GIVEN INSTRUCTION - Return all of the entries exactly, with nothing added or left out.

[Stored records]
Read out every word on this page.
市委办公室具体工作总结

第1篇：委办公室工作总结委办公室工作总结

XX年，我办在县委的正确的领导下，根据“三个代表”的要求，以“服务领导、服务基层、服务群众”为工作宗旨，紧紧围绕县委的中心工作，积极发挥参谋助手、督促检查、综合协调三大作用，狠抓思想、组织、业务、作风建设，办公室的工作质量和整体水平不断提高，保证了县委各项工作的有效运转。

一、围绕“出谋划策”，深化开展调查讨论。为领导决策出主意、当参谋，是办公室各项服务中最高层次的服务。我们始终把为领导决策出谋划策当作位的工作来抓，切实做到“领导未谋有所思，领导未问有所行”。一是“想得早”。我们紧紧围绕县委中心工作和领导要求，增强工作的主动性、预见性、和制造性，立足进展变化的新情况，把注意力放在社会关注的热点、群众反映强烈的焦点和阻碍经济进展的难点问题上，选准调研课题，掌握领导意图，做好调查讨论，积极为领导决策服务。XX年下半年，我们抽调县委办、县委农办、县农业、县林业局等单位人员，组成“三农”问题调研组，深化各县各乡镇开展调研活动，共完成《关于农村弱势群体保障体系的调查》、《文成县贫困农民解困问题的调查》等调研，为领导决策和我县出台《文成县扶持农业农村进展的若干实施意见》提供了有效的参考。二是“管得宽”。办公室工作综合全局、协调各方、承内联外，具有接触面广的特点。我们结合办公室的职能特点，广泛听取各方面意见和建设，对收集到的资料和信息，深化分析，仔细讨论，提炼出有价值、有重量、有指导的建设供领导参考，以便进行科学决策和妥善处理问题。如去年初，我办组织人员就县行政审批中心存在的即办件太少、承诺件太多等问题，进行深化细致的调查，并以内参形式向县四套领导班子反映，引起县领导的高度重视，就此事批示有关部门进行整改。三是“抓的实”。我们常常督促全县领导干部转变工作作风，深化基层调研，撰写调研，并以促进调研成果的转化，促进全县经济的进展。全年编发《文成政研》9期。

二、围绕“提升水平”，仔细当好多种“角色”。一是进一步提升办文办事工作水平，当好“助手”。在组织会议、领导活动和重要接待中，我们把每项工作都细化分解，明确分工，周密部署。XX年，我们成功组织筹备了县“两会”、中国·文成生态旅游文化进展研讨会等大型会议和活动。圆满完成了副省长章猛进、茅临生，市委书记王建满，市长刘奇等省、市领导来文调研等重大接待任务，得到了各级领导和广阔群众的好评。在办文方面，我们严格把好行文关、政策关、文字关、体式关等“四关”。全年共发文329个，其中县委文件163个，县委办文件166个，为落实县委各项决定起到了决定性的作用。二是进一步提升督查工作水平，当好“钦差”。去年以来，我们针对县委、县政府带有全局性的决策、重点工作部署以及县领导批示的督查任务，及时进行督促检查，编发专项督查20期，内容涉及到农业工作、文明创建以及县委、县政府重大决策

PROBLEM SOLUTION -
Read out every word on this page.
市委办公室具体工作总结

第1篇：委办公室工作总结委办公室工作总结

XX年，我办在县委的正确的领导下，根据“三个代表”的要求，以“服务领导、服务基层、服务群众”为工作宗旨，紧紧围绕县委的中心工作，积极发挥参谋助手、督促检查、综合协调三大作用，狠抓思想、组织、业务、作风建设，办公室的工作质量和整体水平不断提高，保证了县委各项工作的有效运转。

一、围绕“出谋划策”，深化开展调查讨论。为领导决策出主意、当参谋，是办公室各项服务中最高层次的服务。我们始终把为领导决策出谋划策当作位的工作来抓，切实做到“领导未谋有所思，领导未问有所行”。一是“想得早”。我们紧紧围绕县委中心工作和领导要求，增强工作的主动性、预见性、和制造性，立足进展变化的新情况，把注意力放在社会关注的热点、群众反映强烈的焦点和阻碍经济进展的难点问题上，选准调研课题，掌握领导意图，做好调查讨论，积极为领导决策服务。XX年下半年，我们抽调县委办、县委农办、县农业、县林业局等单位人员，组成“三农”问题调研组，深化各县各乡镇开展调研活动，共完成《关于农村弱势群体保障体系的调查》、《文成县贫困农民解困问题的调查》等调研，为领导决策和我县出台《文成县扶持农业农村进展的若干实施意见》提供了有效的参考。二是“管得宽”。办公室工作综合全局、协调各方、承内联外，具有接触面广的特点。我们结合办公室的职能特点，广泛听取各方面意见和建设，对收集到的资料和信息，深化分析，仔细讨论，提炼出有价值、有重量、有指导的建设供领导参考，以便进行科学决策和妥善处理问题。如去年初，我办组织人员就县行政审批中心存在的即办件太少、承诺件太多等问题，进行深化细致的调查，并以内参形式向县四套领导班子反映，引起县领导的高度重视，就此事批示有关部门进行整改。三是“抓的实”。我们常常督促全县领导干部转变工作作风，深化基层调研，撰写调研，并以促进调研成果的转化，促进全县经济的进展。全年编发《文成政研》9期。

二、围绕“提升水平”，仔细当好多种“角色”。一是进一步提升办文办事工作水平，当好“助手”。在组织会议、领导活动和重要接待中，我们把每项工作都细化分解，明确分工，周密部署。XX年，我们成功组织筹备了县“两会”、中国·文成生态旅游文化进展研讨会等大型会议和活动。圆满完成了副省长章猛进、茅临生，市委书记王建满，市长刘奇等省、市领导来文调研等重大接待任务，得到了各级领导和广阔群众的好评。在办文方面，我们严格把好行文关、政策关、文字关、体式关等“四关”。全年共发文329个，其中县委文件163个，县委办文件166个，为落实县委各项决定起到了决定性的作用。二是进一步提升督查工作水平，当好“钦差”。去年以来，我们针对县委、县政府带有全局性的决策、重点工作部署以及县领导批示的督查任务，及时进行督促检查，编发专项督查20期，内容涉及到农业工作、文明创建以及县委、县政府重大决策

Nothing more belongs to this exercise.